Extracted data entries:
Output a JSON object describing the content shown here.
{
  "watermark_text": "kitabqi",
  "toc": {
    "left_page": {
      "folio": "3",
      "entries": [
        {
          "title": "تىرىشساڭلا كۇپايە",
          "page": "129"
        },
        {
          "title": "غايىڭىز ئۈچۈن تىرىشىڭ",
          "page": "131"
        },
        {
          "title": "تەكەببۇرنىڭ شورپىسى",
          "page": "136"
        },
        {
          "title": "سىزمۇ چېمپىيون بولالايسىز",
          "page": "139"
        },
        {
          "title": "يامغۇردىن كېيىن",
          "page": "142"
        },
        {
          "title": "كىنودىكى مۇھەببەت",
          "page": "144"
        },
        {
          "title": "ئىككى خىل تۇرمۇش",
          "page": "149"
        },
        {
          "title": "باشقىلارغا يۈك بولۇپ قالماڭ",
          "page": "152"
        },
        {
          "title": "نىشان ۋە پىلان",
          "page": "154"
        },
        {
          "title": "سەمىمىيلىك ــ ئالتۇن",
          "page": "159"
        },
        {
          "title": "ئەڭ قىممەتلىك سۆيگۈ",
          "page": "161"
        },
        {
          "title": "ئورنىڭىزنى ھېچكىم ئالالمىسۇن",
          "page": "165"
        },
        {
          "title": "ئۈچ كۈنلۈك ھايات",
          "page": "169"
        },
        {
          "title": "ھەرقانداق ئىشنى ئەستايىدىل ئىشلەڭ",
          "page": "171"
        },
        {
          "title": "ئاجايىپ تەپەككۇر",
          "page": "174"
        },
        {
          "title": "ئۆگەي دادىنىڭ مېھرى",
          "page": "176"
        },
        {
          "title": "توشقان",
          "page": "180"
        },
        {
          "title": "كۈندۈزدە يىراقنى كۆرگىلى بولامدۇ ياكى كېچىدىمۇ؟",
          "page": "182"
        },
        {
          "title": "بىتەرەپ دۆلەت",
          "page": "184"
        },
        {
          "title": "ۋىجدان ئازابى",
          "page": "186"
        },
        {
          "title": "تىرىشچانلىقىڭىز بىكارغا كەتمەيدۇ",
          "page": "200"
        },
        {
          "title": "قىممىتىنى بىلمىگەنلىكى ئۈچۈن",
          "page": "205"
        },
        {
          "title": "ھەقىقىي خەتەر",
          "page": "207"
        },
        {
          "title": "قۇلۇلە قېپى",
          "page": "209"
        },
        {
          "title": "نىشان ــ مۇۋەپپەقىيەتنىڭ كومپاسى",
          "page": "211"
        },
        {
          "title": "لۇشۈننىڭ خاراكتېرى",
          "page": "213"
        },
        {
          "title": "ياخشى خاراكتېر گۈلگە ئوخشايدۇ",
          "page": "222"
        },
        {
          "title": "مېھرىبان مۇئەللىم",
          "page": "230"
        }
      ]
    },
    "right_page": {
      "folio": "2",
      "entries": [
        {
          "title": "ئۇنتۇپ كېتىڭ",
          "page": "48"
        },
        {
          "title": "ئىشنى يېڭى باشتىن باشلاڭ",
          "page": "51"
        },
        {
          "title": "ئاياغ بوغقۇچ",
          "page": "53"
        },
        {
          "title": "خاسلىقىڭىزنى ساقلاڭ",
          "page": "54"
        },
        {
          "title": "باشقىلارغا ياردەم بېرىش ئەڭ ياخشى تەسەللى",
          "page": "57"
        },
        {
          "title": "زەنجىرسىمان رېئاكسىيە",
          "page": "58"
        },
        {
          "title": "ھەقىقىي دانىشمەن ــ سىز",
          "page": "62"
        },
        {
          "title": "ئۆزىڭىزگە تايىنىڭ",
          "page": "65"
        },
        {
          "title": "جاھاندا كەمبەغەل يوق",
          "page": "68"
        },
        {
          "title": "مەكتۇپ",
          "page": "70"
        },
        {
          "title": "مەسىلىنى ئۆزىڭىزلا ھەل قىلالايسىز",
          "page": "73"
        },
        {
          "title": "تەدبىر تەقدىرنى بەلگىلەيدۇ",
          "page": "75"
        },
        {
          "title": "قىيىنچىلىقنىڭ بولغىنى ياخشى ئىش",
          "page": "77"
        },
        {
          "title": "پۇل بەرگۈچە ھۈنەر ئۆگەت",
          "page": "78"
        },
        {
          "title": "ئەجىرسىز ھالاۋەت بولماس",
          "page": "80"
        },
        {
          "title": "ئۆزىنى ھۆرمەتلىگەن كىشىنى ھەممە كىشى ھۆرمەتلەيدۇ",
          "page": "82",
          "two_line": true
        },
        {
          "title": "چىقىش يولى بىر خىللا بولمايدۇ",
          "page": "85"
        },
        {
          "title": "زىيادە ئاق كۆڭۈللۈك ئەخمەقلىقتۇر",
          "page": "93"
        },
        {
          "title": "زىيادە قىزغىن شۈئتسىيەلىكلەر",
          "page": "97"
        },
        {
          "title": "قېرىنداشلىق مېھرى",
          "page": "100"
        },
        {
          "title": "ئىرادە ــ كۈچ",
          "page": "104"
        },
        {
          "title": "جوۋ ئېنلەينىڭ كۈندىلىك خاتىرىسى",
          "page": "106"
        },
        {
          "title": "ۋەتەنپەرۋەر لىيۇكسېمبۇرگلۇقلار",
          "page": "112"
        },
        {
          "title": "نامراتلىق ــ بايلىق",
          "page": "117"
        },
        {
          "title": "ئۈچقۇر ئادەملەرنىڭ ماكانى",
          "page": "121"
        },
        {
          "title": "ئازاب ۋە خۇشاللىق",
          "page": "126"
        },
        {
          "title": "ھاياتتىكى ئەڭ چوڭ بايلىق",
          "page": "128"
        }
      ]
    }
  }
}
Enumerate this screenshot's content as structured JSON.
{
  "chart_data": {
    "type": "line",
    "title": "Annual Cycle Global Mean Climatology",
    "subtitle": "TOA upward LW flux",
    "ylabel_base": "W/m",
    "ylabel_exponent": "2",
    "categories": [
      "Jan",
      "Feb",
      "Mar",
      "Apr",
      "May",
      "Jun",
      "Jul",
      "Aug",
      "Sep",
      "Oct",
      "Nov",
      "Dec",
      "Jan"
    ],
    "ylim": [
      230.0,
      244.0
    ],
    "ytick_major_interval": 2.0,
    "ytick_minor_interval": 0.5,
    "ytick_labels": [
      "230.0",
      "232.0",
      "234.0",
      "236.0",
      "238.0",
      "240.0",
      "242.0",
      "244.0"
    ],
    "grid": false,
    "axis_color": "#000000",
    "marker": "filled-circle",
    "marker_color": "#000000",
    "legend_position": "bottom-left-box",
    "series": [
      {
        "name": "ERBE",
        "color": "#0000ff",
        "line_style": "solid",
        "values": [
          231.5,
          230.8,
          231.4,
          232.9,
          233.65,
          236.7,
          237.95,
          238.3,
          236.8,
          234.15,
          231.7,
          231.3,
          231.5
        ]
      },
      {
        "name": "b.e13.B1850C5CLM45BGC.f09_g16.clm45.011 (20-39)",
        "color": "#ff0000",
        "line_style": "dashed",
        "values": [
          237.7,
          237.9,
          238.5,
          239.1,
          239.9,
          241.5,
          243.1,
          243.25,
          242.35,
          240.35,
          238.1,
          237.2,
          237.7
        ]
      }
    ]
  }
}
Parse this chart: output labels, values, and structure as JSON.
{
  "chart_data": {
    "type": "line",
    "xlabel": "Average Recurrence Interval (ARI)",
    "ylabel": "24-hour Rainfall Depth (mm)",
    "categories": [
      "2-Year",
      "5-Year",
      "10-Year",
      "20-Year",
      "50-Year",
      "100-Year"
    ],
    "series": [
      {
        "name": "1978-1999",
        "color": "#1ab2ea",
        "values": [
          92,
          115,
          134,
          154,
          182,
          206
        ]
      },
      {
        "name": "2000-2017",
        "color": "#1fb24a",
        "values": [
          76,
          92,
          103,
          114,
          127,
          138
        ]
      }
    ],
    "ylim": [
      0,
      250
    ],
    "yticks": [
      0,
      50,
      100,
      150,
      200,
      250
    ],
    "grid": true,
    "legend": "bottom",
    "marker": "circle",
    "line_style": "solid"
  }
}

> [WHAT IS NEEDED] The required output is the span of lines from the one containing "Parse this chart: output" to the last line, reproduced character for character.

> [OUTPUT FOR THIS EXERCISE]
Parse this chart: output labels, values, and structure as JSON.
{
  "chart_data": {
    "type": "line",
    "xlabel": "Average Recurrence Interval (ARI)",
    "ylabel": "24-hour Rainfall Depth (mm)",
    "categories": [
      "2-Year",
      "5-Year",
      "10-Year",
      "20-Year",
      "50-Year",
      "100-Year"
    ],
    "series": [
      {
        "name": "1978-1999",
        "color": "#1ab2ea",
        "values": [
          92,
          115,
          134,
          154,
          182,
          206
        ]
      },
      {
        "name": "2000-2017",
        "color": "#1fb24a",
        "values": [
          76,
          92,
          103,
          114,
          127,
          138
        ]
      }
    ],
    "ylim": [
      0,
      250
    ],
    "yticks": [
      0,
      50,
      100,
      150,
      200,
      250
    ],
    "grid": true,
    "legend": "bottom",
    "marker": "circle",
    "line_style": "solid"
  }
}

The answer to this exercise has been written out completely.